» WORKING DATA
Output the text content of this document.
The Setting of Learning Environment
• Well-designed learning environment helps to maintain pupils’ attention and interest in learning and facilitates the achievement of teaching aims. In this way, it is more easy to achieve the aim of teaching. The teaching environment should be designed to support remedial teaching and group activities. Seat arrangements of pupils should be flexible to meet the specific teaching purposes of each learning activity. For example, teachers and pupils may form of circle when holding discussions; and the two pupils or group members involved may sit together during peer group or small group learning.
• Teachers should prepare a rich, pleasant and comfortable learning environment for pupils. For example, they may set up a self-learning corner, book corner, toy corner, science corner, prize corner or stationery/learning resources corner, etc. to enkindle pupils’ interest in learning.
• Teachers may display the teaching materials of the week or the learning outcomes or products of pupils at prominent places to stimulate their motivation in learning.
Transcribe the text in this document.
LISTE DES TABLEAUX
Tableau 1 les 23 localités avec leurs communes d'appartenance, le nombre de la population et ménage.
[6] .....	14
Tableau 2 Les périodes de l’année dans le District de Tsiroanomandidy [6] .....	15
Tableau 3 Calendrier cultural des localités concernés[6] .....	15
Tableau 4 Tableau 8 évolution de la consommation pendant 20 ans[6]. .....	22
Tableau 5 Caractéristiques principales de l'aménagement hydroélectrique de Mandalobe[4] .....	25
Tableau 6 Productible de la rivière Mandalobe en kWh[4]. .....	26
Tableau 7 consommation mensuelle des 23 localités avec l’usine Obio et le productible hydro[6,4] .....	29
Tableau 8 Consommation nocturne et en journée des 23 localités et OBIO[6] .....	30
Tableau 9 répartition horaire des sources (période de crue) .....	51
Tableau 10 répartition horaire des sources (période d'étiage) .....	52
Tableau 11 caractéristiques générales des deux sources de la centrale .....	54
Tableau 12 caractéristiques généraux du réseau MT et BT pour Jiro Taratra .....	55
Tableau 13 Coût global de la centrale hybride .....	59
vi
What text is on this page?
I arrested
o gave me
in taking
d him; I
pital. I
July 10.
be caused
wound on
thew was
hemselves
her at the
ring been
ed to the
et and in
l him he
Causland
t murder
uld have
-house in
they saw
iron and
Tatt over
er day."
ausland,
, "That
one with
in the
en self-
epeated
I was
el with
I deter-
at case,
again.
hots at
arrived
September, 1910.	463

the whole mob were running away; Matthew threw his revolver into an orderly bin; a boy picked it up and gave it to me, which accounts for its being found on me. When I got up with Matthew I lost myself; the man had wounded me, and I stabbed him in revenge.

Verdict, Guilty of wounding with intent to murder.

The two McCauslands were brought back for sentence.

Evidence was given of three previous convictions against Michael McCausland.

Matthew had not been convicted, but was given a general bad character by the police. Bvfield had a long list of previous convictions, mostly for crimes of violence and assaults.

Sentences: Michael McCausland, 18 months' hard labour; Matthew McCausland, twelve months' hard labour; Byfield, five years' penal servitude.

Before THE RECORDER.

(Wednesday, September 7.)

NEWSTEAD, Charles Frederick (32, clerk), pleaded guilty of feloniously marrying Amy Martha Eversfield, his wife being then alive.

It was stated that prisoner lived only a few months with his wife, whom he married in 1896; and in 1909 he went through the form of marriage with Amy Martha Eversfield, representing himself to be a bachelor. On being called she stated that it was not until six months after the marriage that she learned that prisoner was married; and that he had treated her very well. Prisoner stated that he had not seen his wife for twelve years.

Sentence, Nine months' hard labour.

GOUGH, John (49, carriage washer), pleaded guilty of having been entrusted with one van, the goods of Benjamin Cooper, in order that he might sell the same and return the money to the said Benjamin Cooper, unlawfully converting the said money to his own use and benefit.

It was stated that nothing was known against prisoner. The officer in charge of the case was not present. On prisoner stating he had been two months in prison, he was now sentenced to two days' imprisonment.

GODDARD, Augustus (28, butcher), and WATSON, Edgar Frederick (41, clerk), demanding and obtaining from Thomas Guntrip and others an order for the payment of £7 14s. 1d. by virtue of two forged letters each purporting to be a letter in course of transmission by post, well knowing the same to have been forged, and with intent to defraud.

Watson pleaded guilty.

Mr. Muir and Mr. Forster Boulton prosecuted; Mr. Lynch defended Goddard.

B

» EXERCISE PROMPT
Copy every single line of the material above that holds "pupils".

» TASK RESPONSE
• Well-designed learning environment helps to maintain pupils’ attention and interest in learning and facilitates the achievement of teaching aims. In this way, it is more easy to achieve the aim of teaching. The teaching environment should be designed to support remedial teaching and group activities. Seat arrangements of pupils should be flexible to meet the specific teaching purposes of each learning activity. For example, teachers and pupils may form of circle when holding discussions; and the two pupils or group members involved may sit together during peer group or small group learning.
• Teachers should prepare a rich, pleasant and comfortable learning environment for pupils. For example, they may set up a self-learning corner, book corner, toy corner, science corner, prize corner or stationery/learning resources corner, etc. to enkindle pupils’ interest in learning.
• Teachers may display the teaching materials of the week or the learning outcomes or products of pupils at prominent places to stimulate their motivation in learning.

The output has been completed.